■ **Data provided**:
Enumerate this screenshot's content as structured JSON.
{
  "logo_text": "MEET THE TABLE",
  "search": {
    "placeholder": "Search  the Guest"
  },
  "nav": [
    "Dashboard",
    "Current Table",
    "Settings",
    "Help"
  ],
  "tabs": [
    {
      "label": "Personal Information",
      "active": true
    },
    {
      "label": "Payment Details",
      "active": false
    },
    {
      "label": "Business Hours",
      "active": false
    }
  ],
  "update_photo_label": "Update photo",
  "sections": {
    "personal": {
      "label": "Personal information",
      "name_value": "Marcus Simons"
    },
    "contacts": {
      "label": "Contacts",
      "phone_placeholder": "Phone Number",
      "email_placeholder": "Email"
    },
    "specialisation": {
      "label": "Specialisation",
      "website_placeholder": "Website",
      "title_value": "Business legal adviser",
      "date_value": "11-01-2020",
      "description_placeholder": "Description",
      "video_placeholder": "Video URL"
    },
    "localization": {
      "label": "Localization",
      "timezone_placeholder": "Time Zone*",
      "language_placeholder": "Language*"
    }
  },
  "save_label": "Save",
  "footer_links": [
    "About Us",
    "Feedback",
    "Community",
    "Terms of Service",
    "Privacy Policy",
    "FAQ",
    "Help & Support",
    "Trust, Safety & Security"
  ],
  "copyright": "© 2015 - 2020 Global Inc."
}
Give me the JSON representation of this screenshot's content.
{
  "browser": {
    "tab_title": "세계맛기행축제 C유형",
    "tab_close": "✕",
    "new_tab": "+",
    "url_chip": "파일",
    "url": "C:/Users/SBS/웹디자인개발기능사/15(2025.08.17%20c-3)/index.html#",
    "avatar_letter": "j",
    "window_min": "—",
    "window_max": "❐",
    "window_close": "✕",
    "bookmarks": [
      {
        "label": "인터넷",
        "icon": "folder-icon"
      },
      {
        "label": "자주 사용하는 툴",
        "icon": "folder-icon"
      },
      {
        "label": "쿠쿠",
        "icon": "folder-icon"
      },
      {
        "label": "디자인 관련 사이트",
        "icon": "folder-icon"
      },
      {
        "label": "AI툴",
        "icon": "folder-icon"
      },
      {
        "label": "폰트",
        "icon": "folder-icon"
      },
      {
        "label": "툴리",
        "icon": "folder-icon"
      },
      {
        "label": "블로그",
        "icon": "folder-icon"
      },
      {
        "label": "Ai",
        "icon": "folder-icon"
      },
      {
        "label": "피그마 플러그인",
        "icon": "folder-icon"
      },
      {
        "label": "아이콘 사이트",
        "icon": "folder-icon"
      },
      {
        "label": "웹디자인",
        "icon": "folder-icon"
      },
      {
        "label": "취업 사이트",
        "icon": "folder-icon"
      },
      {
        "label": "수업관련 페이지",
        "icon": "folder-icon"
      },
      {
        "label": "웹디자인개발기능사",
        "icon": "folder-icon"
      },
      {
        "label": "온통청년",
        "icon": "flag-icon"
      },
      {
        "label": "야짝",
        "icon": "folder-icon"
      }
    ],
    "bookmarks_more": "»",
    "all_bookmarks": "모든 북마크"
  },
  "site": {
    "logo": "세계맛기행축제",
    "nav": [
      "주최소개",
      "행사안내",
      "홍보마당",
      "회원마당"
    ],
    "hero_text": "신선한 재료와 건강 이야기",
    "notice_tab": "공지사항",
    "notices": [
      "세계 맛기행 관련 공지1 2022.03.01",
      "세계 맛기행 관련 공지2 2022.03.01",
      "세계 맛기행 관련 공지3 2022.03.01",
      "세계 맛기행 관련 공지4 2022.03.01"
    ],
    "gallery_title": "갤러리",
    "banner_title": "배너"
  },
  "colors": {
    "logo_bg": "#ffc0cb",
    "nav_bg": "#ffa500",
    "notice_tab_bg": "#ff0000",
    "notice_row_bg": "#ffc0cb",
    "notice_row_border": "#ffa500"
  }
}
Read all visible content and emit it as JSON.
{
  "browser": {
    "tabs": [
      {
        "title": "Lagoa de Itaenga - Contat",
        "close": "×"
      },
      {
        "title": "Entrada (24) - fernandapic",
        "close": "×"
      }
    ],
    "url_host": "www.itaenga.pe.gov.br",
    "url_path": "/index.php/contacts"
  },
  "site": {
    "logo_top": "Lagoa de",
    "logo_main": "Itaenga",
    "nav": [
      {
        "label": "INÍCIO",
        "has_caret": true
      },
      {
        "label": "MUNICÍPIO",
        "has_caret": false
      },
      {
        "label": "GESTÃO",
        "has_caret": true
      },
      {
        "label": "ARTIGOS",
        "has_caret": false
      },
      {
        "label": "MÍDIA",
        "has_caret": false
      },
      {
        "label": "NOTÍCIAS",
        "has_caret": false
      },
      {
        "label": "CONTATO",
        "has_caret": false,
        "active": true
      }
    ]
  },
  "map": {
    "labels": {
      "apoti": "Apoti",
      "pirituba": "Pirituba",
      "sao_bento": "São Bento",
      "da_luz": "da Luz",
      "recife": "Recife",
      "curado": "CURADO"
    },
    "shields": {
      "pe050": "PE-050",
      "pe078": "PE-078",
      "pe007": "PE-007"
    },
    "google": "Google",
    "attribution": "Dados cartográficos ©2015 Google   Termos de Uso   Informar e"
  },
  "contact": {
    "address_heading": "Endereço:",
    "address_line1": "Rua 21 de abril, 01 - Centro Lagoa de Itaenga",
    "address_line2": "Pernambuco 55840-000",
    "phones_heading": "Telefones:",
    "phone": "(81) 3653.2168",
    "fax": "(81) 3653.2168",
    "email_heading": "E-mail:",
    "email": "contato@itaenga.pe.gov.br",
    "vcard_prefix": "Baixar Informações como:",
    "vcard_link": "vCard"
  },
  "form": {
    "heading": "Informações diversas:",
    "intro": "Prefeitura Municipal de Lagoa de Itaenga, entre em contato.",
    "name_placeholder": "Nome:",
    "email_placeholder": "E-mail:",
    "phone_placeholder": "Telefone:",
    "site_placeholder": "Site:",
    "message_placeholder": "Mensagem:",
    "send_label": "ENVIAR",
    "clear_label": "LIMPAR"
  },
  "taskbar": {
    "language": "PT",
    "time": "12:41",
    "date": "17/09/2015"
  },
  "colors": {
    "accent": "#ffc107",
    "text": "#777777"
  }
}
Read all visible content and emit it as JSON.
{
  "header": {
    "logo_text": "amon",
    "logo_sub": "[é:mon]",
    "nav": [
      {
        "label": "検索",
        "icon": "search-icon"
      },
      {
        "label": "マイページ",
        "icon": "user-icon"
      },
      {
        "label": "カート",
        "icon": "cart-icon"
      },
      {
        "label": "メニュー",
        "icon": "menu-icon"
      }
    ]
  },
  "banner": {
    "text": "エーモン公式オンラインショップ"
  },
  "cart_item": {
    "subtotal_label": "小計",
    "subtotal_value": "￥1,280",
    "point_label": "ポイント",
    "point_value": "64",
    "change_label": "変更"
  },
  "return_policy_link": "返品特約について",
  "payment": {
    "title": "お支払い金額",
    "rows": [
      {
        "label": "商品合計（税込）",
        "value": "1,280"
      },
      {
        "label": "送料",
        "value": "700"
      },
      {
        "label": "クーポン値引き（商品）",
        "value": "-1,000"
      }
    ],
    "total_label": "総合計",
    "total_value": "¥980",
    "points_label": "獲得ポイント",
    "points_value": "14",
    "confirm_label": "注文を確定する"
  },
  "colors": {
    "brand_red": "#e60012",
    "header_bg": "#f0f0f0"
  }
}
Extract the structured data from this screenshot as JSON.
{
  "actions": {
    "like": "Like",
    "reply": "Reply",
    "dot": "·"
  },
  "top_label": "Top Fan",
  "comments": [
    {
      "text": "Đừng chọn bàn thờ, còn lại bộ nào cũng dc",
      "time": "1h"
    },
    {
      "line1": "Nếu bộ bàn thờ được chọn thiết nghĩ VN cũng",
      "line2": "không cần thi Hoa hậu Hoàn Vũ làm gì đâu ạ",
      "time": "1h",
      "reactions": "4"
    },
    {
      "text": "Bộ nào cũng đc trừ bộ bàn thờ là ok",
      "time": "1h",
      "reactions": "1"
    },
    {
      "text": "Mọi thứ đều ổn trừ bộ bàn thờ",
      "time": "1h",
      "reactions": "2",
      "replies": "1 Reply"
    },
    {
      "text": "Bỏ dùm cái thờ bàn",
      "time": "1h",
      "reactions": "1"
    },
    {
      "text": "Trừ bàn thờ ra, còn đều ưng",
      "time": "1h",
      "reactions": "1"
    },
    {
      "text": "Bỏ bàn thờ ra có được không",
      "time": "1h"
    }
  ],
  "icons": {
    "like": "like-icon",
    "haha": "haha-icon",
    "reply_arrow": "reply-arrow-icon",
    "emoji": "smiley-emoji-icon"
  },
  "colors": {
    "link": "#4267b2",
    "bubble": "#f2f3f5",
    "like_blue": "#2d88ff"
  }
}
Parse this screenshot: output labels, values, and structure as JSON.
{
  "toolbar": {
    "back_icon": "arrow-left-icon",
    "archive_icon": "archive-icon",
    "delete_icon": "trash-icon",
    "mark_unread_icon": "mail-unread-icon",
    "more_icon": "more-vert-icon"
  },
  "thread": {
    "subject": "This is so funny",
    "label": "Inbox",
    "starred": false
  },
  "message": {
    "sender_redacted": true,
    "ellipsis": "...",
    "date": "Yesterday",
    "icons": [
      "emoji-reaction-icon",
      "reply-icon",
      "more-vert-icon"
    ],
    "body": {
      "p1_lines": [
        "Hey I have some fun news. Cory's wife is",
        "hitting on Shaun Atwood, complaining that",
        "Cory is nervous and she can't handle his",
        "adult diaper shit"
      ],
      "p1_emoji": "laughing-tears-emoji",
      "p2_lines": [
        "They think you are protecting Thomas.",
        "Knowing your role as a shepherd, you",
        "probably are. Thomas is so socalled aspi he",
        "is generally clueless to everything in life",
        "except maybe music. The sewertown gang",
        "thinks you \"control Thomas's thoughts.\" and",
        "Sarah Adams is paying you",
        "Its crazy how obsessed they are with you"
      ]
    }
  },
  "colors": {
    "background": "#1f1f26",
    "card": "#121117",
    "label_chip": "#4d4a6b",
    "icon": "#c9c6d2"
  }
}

■ **The request**:
List every line above that holds the word "active".

■ **Exercise result**:
      "active": true
      "active": false
      "active": false
        "active": true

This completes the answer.